What the exercise asks — Word for word, transcribe the lines below and drop the pictures.
-*-*-
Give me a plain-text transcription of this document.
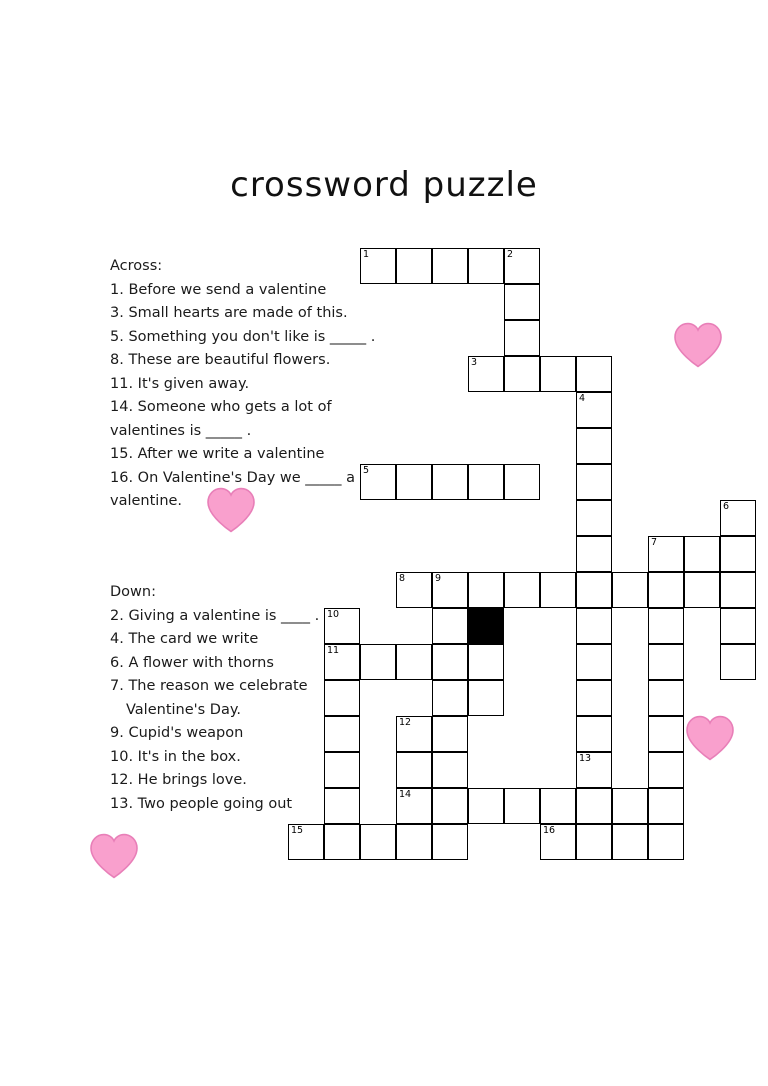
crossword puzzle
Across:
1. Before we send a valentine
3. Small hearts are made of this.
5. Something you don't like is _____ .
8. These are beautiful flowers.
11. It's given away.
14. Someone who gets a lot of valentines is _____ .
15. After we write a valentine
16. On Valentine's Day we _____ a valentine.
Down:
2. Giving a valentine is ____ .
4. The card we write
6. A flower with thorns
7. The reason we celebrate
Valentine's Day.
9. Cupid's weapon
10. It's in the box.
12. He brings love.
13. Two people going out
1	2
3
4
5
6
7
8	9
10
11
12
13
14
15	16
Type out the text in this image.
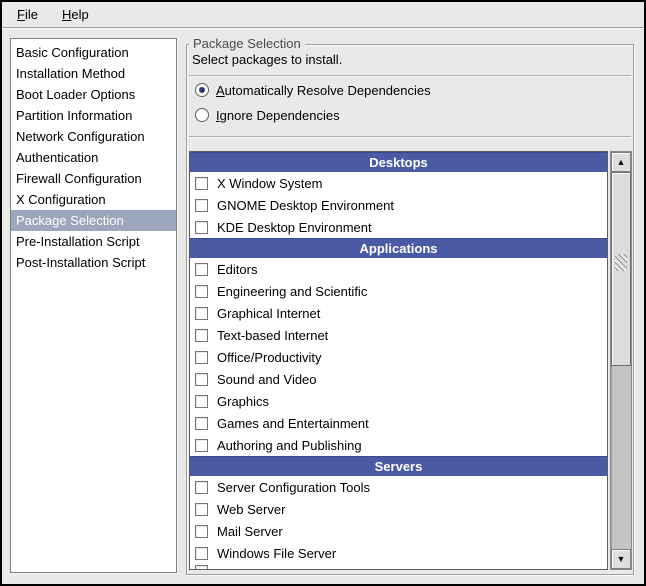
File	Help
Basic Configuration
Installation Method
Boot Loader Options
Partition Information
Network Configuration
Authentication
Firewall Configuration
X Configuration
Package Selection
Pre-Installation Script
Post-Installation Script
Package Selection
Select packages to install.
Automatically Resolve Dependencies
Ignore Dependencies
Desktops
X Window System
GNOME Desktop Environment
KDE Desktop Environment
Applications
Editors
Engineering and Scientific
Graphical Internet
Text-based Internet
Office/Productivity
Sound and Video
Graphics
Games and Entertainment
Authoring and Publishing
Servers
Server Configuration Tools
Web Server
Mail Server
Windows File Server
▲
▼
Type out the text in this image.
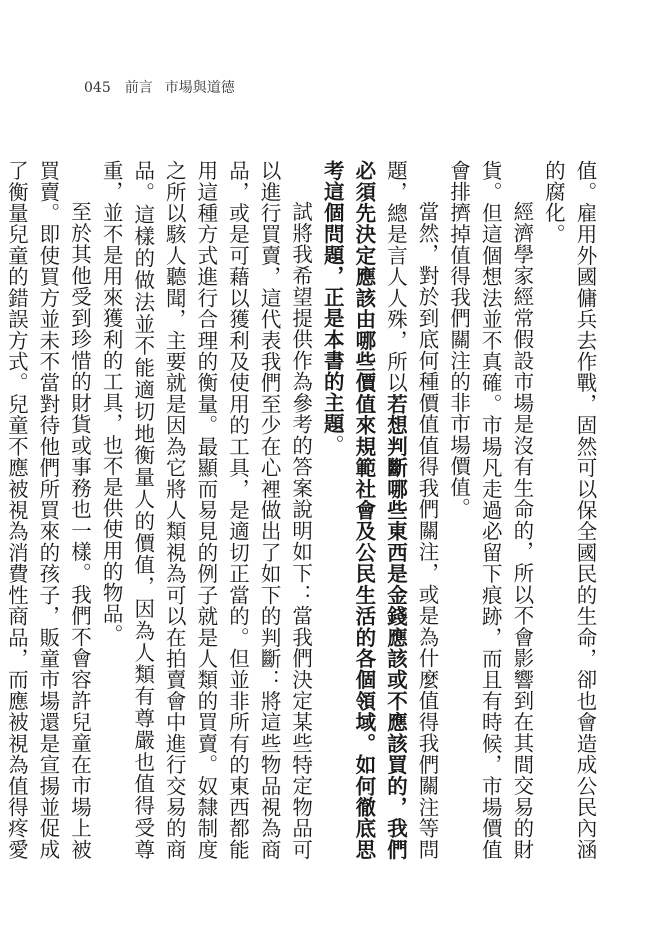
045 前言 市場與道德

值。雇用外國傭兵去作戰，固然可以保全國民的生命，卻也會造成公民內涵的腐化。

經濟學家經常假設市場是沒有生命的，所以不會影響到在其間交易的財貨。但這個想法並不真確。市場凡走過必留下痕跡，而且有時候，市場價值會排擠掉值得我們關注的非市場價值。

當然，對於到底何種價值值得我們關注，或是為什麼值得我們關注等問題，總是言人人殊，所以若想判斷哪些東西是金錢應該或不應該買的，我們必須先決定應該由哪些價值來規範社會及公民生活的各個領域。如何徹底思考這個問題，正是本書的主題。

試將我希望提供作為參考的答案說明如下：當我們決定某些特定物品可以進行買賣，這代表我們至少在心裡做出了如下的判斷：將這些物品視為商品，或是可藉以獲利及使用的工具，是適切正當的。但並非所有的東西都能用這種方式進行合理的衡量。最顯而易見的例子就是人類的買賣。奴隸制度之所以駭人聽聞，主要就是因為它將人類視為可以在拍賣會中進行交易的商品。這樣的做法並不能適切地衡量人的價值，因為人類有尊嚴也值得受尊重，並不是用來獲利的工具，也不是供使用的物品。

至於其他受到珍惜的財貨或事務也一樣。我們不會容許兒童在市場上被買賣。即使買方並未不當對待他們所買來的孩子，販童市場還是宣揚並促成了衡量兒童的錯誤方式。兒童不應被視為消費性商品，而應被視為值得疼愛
-*-*-
The solution —
Give me a plain-text transcription of this document.
crossword puzzle
Across:
1. Before we send a valentine
3. Small hearts are made of this.
5. Something you don't like is _____ .
8. These are beautiful flowers.
11. It's given away.
14. Someone who gets a lot of valentines is _____ .
15. After we write a valentine
16. On Valentine's Day we _____ a valentine.
Down:
2. Giving a valentine is ____ .
4. The card we write
6. A flower with thorns
7. The reason we celebrate
Valentine's Day.
9. Cupid's weapon
10. It's in the box.
12. He brings love.
13. Two people going out
1	2
3
4
5
6
7
8	9
10
11
12
13
14
15	16
Type out the text in this image.
File	Help
Basic Configuration
Installation Method
Boot Loader Options
Partition Information
Network Configuration
Authentication
Firewall Configuration
X Configuration
Package Selection
Pre-Installation Script
Post-Installation Script
Package Selection
Select packages to install.
Automatically Resolve Dependencies
Ignore Dependencies
Desktops
X Window System
GNOME Desktop Environment
KDE Desktop Environment
Applications
Editors
Engineering and Scientific
Graphical Internet
Text-based Internet
Office/Productivity
Sound and Video
Graphics
Games and Entertainment
Authoring and Publishing
Servers
Server Configuration Tools
Web Server
Mail Server
Windows File Server
▲
▼
Type out the text in this image.
045 前言 市場與道德

值。雇用外國傭兵去作戰，固然可以保全國民的生命，卻也會造成公民內涵的腐化。

經濟學家經常假設市場是沒有生命的，所以不會影響到在其間交易的財貨。但這個想法並不真確。市場凡走過必留下痕跡，而且有時候，市場價值會排擠掉值得我們關注的非市場價值。

當然，對於到底何種價值值得我們關注，或是為什麼值得我們關注等問題，總是言人人殊，所以若想判斷哪些東西是金錢應該或不應該買的，我們必須先決定應該由哪些價值來規範社會及公民生活的各個領域。如何徹底思考這個問題，正是本書的主題。

試將我希望提供作為參考的答案說明如下：當我們決定某些特定物品可以進行買賣，這代表我們至少在心裡做出了如下的判斷：將這些物品視為商品，或是可藉以獲利及使用的工具，是適切正當的。但並非所有的東西都能用這種方式進行合理的衡量。最顯而易見的例子就是人類的買賣。奴隸制度之所以駭人聽聞，主要就是因為它將人類視為可以在拍賣會中進行交易的商品。這樣的做法並不能適切地衡量人的價值，因為人類有尊嚴也值得受尊重，並不是用來獲利的工具，也不是供使用的物品。

至於其他受到珍惜的財貨或事務也一樣。我們不會容許兒童在市場上被買賣。即使買方並未不當對待他們所買來的孩子，販童市場還是宣揚並促成了衡量兒童的錯誤方式。兒童不應被視為消費性商品，而應被視為值得疼愛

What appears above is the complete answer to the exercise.